» **Your task**
Copy every line of the data exactly, leaving nothing out.
====== Provided records ======
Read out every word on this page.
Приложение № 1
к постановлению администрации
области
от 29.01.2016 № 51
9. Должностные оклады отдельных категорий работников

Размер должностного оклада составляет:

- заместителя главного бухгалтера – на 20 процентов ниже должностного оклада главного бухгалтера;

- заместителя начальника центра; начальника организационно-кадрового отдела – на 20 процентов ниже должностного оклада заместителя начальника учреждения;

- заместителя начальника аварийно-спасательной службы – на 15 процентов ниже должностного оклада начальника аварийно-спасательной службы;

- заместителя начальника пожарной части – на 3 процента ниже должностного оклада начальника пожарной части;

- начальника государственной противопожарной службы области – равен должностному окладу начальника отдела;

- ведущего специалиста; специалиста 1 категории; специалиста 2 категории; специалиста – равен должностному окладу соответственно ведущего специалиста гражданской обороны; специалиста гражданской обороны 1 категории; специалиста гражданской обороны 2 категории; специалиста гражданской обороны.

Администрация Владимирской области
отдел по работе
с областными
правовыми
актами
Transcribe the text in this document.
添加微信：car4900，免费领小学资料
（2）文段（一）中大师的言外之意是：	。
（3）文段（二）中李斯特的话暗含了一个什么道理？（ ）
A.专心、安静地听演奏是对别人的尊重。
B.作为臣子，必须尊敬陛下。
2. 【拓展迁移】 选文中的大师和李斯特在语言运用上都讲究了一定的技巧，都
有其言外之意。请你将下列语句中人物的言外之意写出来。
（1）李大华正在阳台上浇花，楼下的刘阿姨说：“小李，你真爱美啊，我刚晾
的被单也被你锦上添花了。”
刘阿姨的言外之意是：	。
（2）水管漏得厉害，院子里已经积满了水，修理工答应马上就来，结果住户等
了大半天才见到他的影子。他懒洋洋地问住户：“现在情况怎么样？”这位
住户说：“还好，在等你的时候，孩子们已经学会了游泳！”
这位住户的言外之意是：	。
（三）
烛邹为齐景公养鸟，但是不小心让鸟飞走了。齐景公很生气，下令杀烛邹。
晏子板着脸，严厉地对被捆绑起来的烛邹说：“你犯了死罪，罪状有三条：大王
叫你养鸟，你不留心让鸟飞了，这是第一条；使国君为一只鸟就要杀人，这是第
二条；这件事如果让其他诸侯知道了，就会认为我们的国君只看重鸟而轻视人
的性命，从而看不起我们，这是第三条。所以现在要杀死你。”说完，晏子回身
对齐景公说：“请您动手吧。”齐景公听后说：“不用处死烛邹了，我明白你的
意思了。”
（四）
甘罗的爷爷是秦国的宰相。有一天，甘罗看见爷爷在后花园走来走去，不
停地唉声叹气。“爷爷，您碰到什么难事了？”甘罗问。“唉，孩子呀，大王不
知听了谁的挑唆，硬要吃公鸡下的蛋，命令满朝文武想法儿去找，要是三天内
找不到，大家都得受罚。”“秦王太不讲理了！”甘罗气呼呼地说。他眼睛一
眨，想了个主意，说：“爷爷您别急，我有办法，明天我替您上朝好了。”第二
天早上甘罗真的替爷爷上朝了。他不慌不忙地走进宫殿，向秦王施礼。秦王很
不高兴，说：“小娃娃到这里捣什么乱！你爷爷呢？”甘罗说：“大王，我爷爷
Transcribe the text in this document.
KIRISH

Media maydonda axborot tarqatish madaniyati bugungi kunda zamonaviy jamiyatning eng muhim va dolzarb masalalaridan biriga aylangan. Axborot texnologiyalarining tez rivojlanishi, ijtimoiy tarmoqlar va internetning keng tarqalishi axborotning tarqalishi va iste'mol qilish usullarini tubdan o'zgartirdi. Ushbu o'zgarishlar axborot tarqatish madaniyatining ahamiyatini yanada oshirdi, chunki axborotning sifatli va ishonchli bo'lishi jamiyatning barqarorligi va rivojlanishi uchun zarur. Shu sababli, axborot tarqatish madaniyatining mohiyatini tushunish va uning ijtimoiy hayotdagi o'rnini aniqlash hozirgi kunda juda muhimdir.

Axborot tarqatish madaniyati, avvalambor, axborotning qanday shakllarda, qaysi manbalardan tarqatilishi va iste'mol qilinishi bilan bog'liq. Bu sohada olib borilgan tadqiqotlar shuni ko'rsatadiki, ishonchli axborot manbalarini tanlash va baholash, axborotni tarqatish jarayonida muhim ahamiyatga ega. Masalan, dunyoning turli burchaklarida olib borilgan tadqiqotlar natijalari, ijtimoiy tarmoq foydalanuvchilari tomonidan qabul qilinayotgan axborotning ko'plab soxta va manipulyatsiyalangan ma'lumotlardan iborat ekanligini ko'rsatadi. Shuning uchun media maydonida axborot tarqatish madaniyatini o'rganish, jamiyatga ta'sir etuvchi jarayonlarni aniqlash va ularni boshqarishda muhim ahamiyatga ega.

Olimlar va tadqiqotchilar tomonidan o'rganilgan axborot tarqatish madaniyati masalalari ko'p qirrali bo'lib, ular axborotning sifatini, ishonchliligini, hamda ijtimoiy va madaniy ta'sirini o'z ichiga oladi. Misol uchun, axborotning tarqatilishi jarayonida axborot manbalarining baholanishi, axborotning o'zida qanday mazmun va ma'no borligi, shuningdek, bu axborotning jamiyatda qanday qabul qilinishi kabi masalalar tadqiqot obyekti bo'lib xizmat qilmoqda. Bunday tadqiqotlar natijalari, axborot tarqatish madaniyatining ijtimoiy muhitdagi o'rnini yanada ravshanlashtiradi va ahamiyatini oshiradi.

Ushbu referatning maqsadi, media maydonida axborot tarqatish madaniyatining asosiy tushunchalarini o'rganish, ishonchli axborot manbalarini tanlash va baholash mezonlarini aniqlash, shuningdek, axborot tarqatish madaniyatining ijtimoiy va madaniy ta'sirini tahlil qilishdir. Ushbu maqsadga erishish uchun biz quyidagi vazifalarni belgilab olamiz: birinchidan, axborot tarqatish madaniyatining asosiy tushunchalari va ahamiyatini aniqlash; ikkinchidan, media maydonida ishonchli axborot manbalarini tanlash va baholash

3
======
» **Task output**
Read out every word on this page.
Приложение № 1
к постановлению администрации
области
от 29.01.2016 № 51
9. Должностные оклады отдельных категорий работников

Размер должностного оклада составляет:

- заместителя главного бухгалтера – на 20 процентов ниже должностного оклада главного бухгалтера;

- заместителя начальника центра; начальника организационно-кадрового отдела – на 20 процентов ниже должностного оклада заместителя начальника учреждения;

- заместителя начальника аварийно-спасательной службы – на 15 процентов ниже должностного оклада начальника аварийно-спасательной службы;

- заместителя начальника пожарной части – на 3 процента ниже должностного оклада начальника пожарной части;

- начальника государственной противопожарной службы области – равен должностному окладу начальника отдела;

- ведущего специалиста; специалиста 1 категории; специалиста 2 категории; специалиста – равен должностному окладу соответственно ведущего специалиста гражданской обороны; специалиста гражданской обороны 1 категории; специалиста гражданской обороны 2 категории; специалиста гражданской обороны.

Администрация Владимирской области
отдел по работе
с областными
правовыми
актами
Transcribe the text in this document.
添加微信：car4900，免费领小学资料
（2）文段（一）中大师的言外之意是：	。
（3）文段（二）中李斯特的话暗含了一个什么道理？（ ）
A.专心、安静地听演奏是对别人的尊重。
B.作为臣子，必须尊敬陛下。
2. 【拓展迁移】 选文中的大师和李斯特在语言运用上都讲究了一定的技巧，都
有其言外之意。请你将下列语句中人物的言外之意写出来。
（1）李大华正在阳台上浇花，楼下的刘阿姨说：“小李，你真爱美啊，我刚晾
的被单也被你锦上添花了。”
刘阿姨的言外之意是：	。
（2）水管漏得厉害，院子里已经积满了水，修理工答应马上就来，结果住户等
了大半天才见到他的影子。他懒洋洋地问住户：“现在情况怎么样？”这位
住户说：“还好，在等你的时候，孩子们已经学会了游泳！”
这位住户的言外之意是：	。
（三）
烛邹为齐景公养鸟，但是不小心让鸟飞走了。齐景公很生气，下令杀烛邹。
晏子板着脸，严厉地对被捆绑起来的烛邹说：“你犯了死罪，罪状有三条：大王
叫你养鸟，你不留心让鸟飞了，这是第一条；使国君为一只鸟就要杀人，这是第
二条；这件事如果让其他诸侯知道了，就会认为我们的国君只看重鸟而轻视人
的性命，从而看不起我们，这是第三条。所以现在要杀死你。”说完，晏子回身
对齐景公说：“请您动手吧。”齐景公听后说：“不用处死烛邹了，我明白你的
意思了。”
（四）
甘罗的爷爷是秦国的宰相。有一天，甘罗看见爷爷在后花园走来走去，不
停地唉声叹气。“爷爷，您碰到什么难事了？”甘罗问。“唉，孩子呀，大王不
知听了谁的挑唆，硬要吃公鸡下的蛋，命令满朝文武想法儿去找，要是三天内
找不到，大家都得受罚。”“秦王太不讲理了！”甘罗气呼呼地说。他眼睛一
眨，想了个主意，说：“爷爷您别急，我有办法，明天我替您上朝好了。”第二
天早上甘罗真的替爷爷上朝了。他不慌不忙地走进宫殿，向秦王施礼。秦王很
不高兴，说：“小娃娃到这里捣什么乱！你爷爷呢？”甘罗说：“大王，我爷爷
Transcribe the text in this document.
KIRISH

Media maydonda axborot tarqatish madaniyati bugungi kunda zamonaviy jamiyatning eng muhim va dolzarb masalalaridan biriga aylangan. Axborot texnologiyalarining tez rivojlanishi, ijtimoiy tarmoqlar va internetning keng tarqalishi axborotning tarqalishi va iste'mol qilish usullarini tubdan o'zgartirdi. Ushbu o'zgarishlar axborot tarqatish madaniyatining ahamiyatini yanada oshirdi, chunki axborotning sifatli va ishonchli bo'lishi jamiyatning barqarorligi va rivojlanishi uchun zarur. Shu sababli, axborot tarqatish madaniyatining mohiyatini tushunish va uning ijtimoiy hayotdagi o'rnini aniqlash hozirgi kunda juda muhimdir.

Axborot tarqatish madaniyati, avvalambor, axborotning qanday shakllarda, qaysi manbalardan tarqatilishi va iste'mol qilinishi bilan bog'liq. Bu sohada olib borilgan tadqiqotlar shuni ko'rsatadiki, ishonchli axborot manbalarini tanlash va baholash, axborotni tarqatish jarayonida muhim ahamiyatga ega. Masalan, dunyoning turli burchaklarida olib borilgan tadqiqotlar natijalari, ijtimoiy tarmoq foydalanuvchilari tomonidan qabul qilinayotgan axborotning ko'plab soxta va manipulyatsiyalangan ma'lumotlardan iborat ekanligini ko'rsatadi. Shuning uchun media maydonida axborot tarqatish madaniyatini o'rganish, jamiyatga ta'sir etuvchi jarayonlarni aniqlash va ularni boshqarishda muhim ahamiyatga ega.

Olimlar va tadqiqotchilar tomonidan o'rganilgan axborot tarqatish madaniyati masalalari ko'p qirrali bo'lib, ular axborotning sifatini, ishonchliligini, hamda ijtimoiy va madaniy ta'sirini o'z ichiga oladi. Misol uchun, axborotning tarqatilishi jarayonida axborot manbalarining baholanishi, axborotning o'zida qanday mazmun va ma'no borligi, shuningdek, bu axborotning jamiyatda qanday qabul qilinishi kabi masalalar tadqiqot obyekti bo'lib xizmat qilmoqda. Bunday tadqiqotlar natijalari, axborot tarqatish madaniyatining ijtimoiy muhitdagi o'rnini yanada ravshanlashtiradi va ahamiyatini oshiradi.

Ushbu referatning maqsadi, media maydonida axborot tarqatish madaniyatining asosiy tushunchalarini o'rganish, ishonchli axborot manbalarini tanlash va baholash mezonlarini aniqlash, shuningdek, axborot tarqatish madaniyatining ijtimoiy va madaniy ta'sirini tahlil qilishdir. Ushbu maqsadga erishish uchun biz quyidagi vazifalarni belgilab olamiz: birinchidan, axborot tarqatish madaniyatining asosiy tushunchalari va ahamiyatini aniqlash; ikkinchidan, media maydonida ishonchli axborot manbalarini tanlash va baholash

3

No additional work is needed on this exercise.